◆ **INPUT DATA**:
####

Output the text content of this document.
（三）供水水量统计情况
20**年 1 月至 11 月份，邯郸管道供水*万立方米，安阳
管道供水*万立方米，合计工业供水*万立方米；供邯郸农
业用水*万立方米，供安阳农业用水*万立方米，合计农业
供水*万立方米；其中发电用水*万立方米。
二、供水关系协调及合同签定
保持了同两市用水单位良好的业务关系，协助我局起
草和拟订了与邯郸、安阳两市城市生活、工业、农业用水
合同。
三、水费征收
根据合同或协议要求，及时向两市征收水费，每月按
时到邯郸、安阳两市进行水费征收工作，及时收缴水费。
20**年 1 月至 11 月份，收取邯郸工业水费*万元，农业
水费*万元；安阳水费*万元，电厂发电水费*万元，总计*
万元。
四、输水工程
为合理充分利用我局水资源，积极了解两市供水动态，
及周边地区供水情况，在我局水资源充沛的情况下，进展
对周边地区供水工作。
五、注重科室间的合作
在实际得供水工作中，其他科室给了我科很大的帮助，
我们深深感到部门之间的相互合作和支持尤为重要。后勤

####

◆ **TASK TO CARRY OUT**: Report how many lines in the records above contain the word "万立方米", giving only the number.

◆ **WRITTEN ANSWER**: 4